* [Entries taken from a collection]
· · · · · · ·
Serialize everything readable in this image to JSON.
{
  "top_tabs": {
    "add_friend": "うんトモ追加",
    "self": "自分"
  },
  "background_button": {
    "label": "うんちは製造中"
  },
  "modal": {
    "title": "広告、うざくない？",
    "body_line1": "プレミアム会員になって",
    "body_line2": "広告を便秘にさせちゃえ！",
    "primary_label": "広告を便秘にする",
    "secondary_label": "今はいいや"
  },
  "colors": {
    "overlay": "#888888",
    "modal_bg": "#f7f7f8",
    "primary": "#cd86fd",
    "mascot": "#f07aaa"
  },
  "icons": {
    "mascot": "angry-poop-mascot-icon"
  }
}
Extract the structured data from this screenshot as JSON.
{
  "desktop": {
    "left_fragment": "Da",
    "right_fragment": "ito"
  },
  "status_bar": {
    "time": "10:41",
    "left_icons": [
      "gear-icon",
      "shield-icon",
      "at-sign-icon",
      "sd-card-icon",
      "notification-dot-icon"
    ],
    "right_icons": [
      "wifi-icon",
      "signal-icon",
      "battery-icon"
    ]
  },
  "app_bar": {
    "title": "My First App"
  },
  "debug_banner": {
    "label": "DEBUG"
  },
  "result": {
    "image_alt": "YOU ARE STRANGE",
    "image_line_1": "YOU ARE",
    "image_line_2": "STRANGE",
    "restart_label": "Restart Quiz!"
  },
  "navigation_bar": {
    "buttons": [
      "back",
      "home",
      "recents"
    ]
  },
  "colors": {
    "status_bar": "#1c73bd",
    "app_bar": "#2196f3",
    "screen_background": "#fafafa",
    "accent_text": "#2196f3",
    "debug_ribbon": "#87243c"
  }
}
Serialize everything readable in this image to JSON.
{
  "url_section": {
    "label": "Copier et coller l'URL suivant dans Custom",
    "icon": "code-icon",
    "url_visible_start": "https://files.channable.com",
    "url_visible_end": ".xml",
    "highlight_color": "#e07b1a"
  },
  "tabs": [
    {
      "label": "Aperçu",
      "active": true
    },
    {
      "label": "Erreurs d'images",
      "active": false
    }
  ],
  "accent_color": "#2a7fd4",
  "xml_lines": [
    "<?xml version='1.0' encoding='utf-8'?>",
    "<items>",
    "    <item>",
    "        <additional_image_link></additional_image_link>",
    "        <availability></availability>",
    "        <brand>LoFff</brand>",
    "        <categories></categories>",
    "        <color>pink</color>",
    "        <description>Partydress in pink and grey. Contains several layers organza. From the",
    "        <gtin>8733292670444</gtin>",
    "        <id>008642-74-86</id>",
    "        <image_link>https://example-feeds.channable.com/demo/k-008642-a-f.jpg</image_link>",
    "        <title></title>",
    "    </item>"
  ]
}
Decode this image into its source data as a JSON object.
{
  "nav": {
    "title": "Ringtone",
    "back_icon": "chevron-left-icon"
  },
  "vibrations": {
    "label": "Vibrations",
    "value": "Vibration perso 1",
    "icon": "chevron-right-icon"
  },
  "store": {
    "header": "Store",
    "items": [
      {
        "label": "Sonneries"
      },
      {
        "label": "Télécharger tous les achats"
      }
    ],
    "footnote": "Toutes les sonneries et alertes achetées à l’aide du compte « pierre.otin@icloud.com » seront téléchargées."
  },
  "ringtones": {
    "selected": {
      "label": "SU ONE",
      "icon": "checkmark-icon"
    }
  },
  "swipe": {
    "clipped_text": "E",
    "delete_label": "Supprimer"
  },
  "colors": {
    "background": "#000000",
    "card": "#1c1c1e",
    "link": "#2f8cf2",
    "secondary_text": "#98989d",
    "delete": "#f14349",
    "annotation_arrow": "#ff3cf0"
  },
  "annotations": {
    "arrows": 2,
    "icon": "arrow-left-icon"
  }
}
· · · · · · ·
* [Exercise] Every entry should be output exactly as written, please.

* [Correct response]
Serialize everything readable in this image to JSON.
{
  "top_tabs": {
    "add_friend": "うんトモ追加",
    "self": "自分"
  },
  "background_button": {
    "label": "うんちは製造中"
  },
  "modal": {
    "title": "広告、うざくない？",
    "body_line1": "プレミアム会員になって",
    "body_line2": "広告を便秘にさせちゃえ！",
    "primary_label": "広告を便秘にする",
    "secondary_label": "今はいいや"
  },
  "colors": {
    "overlay": "#888888",
    "modal_bg": "#f7f7f8",
    "primary": "#cd86fd",
    "mascot": "#f07aaa"
  },
  "icons": {
    "mascot": "angry-poop-mascot-icon"
  }
}
Extract the structured data from this screenshot as JSON.
{
  "desktop": {
    "left_fragment": "Da",
    "right_fragment": "ito"
  },
  "status_bar": {
    "time": "10:41",
    "left_icons": [
      "gear-icon",
      "shield-icon",
      "at-sign-icon",
      "sd-card-icon",
      "notification-dot-icon"
    ],
    "right_icons": [
      "wifi-icon",
      "signal-icon",
      "battery-icon"
    ]
  },
  "app_bar": {
    "title": "My First App"
  },
  "debug_banner": {
    "label": "DEBUG"
  },
  "result": {
    "image_alt": "YOU ARE STRANGE",
    "image_line_1": "YOU ARE",
    "image_line_2": "STRANGE",
    "restart_label": "Restart Quiz!"
  },
  "navigation_bar": {
    "buttons": [
      "back",
      "home",
      "recents"
    ]
  },
  "colors": {
    "status_bar": "#1c73bd",
    "app_bar": "#2196f3",
    "screen_background": "#fafafa",
    "accent_text": "#2196f3",
    "debug_ribbon": "#87243c"
  }
}
Serialize everything readable in this image to JSON.
{
  "url_section": {
    "label": "Copier et coller l'URL suivant dans Custom",
    "icon": "code-icon",
    "url_visible_start": "https://files.channable.com",
    "url_visible_end": ".xml",
    "highlight_color": "#e07b1a"
  },
  "tabs": [
    {
      "label": "Aperçu",
      "active": true
    },
    {
      "label": "Erreurs d'images",
      "active": false
    }
  ],
  "accent_color": "#2a7fd4",
  "xml_lines": [
    "<?xml version='1.0' encoding='utf-8'?>",
    "<items>",
    "    <item>",
    "        <additional_image_link></additional_image_link>",
    "        <availability></availability>",
    "        <brand>LoFff</brand>",
    "        <categories></categories>",
    "        <color>pink</color>",
    "        <description>Partydress in pink and grey. Contains several layers organza. From the",
    "        <gtin>8733292670444</gtin>",
    "        <id>008642-74-86</id>",
    "        <image_link>https://example-feeds.channable.com/demo/k-008642-a-f.jpg</image_link>",
    "        <title></title>",
    "    </item>"
  ]
}
Decode this image into its source data as a JSON object.
{
  "nav": {
    "title": "Ringtone",
    "back_icon": "chevron-left-icon"
  },
  "vibrations": {
    "label": "Vibrations",
    "value": "Vibration perso 1",
    "icon": "chevron-right-icon"
  },
  "store": {
    "header": "Store",
    "items": [
      {
        "label": "Sonneries"
      },
      {
        "label": "Télécharger tous les achats"
      }
    ],
    "footnote": "Toutes les sonneries et alertes achetées à l’aide du compte « pierre.otin@icloud.com » seront téléchargées."
  },
  "ringtones": {
    "selected": {
      "label": "SU ONE",
      "icon": "checkmark-icon"
    }
  },
  "swipe": {
    "clipped_text": "E",
    "delete_label": "Supprimer"
  },
  "colors": {
    "background": "#000000",
    "card": "#1c1c1e",
    "link": "#2f8cf2",
    "secondary_text": "#98989d",
    "delete": "#f14349",
    "annotation_arrow": "#ff3cf0"
  },
  "annotations": {
    "arrows": 2,
    "icon": "arrow-left-icon"
  }
}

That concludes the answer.